• _ARTICLE_
>> Begin
# Rear Bumper On 2011 260 Rl



## Olinfam (Sep 16, 2010)

We have a new Outback 260RL . We were carrying 2 bicycles ( approx 40lbs) on a rear bumper hitch. We stopped for fuel after about two hours of driving and noticed the metal in the rear bumper had torn away from it's mounting to the frame, leaving the bicycles approx 18 inches from the pavement. Fortunately, we caught it before it destroyed the bikes. Unfortunately, the bumper will need to be replaced. Has anyone else experienced a similar problem ?


----------



## thefulminator (Aug 8, 2007)

I talked to Keystone customer service a couple years ago when we bought our 21RS. They said under no circumstances should a bike rack be attached to the rear bumper and that if I did install one, they would void the warranty on the frame. The bumper is not designed for the twisting caused by bikes bouncing up and down on a bike rack. There are plenty of members who do use a bike rack on the bumper but a lot of them have also welded it to the frame for added support.


----------



## Chuggs (Jun 8, 2010)

bummer...I was hoping to weld on a receiver and using it for bike racks or a generator rack. Guess I won't be doing that! I had better not step up on the bumper to look at the tops of the slide outs anymore either...


----------



## clarkely (Sep 15, 2008)

Chuggs said:


> bummer...I was hoping to weld on a receiver and using it for bike racks or a generator rack. Guess I won't be doing that! I had better not step up on the bumper to look at the tops of the slide outs anymore either...


You can bend the bumper back up and re-weld....no need for a new one........

You can make 1 and bolt it to the frame and have the receiver pop out above the bumper........and just tack it to the bumper so it doesn't rattle.

I made this one - 2x2 square stock welded to a 1/4" plate bolted to the frame.









We have had up to 5 bikes on the back.....but i swear i can feel them moving around back there....... try to limit to two tops..........


----------



## W5CI (Apr 21, 2009)

What is a 260RL , Missprint, i have a new 2011 268RL and the rear bumper seems to be very solid as was the 2010 210RS that i had.


----------



## thefulminator (Aug 8, 2007)

You can jump up and down on your bumper and it might feel very solid. The problem is twisting. Imagine taking a three foot long pipe wrench and lock it on your bumper so the wrench points straight backward. Now jump up and down on the end of the wrench and see how solid it feels. That is what a bike rack hanging off the back is like.


----------



## Olinfam (Sep 16, 2010)

danny285 said:


> What is a 260RL , Missprint, i have a new 2011 268RL and the rear bumper seems to be very solid as was the 2010 210RS that i had.


It was a misprint, It's actually a 260 Fl


----------



## Olinfam (Sep 16, 2010)

clarkely said:


> bummer...I was hoping to weld on a receiver and using it for bike racks or a generator rack. Guess I won't be doing that! I had better not step up on the bumper to look at the tops of the slide outs anymore either...


You can bend the bumper back up and re-weld....no need for a new one........

You can make 1 and bolt it to the frame and have the receiver pop out above the bumper........and just tack it to the bumper so it doesn't rattle.

I made this one - 2x2 square stock welded to a 1/4" plate bolted to the frame.
>> End
(Box coordinate listings)
>> Begin
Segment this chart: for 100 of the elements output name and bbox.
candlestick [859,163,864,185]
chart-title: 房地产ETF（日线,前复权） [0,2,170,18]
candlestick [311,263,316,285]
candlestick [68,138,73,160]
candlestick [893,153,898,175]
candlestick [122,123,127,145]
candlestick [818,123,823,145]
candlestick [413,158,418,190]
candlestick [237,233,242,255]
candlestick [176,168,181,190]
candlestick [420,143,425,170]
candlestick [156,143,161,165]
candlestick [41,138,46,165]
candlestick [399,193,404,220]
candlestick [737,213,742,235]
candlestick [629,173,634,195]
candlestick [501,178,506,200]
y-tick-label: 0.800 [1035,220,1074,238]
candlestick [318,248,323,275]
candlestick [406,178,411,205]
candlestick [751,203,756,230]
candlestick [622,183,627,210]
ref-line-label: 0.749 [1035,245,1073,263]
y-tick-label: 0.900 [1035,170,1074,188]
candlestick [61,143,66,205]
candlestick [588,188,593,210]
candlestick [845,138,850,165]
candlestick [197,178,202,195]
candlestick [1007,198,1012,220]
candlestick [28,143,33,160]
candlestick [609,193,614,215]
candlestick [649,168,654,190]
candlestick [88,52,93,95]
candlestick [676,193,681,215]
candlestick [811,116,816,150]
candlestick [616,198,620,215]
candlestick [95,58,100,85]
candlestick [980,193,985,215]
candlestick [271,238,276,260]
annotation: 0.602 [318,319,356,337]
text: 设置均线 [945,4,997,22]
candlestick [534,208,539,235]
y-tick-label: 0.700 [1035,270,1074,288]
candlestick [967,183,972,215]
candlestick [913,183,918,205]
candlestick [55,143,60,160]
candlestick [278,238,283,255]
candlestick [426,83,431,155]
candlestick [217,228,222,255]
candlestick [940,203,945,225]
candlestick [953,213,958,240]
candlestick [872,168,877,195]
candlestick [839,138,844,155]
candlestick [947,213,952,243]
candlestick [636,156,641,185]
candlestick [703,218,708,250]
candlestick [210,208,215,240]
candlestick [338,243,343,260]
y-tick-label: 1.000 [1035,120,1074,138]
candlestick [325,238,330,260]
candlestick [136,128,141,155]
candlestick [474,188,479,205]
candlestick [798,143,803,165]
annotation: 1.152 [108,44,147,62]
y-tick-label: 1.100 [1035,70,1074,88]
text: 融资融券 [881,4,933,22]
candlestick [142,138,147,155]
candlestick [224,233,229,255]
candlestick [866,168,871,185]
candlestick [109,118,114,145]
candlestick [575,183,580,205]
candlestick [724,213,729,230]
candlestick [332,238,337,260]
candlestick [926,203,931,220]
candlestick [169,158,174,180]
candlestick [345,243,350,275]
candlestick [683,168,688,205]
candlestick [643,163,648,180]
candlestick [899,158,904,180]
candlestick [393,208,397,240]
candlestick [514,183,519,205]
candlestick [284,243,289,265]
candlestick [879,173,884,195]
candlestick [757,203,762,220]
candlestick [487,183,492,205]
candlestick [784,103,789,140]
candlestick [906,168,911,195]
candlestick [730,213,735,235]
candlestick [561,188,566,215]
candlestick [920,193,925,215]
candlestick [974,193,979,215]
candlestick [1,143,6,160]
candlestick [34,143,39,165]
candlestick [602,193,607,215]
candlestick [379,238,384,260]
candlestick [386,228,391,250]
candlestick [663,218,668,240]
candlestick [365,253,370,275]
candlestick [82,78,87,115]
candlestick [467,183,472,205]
>> End
• _TASK TO COMPLETE_
Answer these questions from the forum thread about the rear bumper:
1. About how much did the two bicycles carried on the bumper hitch weigh?
2. According to Keystone customer service, what warranty would be voided if a bike rack were installed on the rear bumper?
3. What did clarkely use to build the receiver described in the thread?

• _FINISHED TASK_
1. Approximately 40 lbs.
2. The warranty on the frame.
3. 2x2 square stock welded to a 1/4" plate bolted to the frame.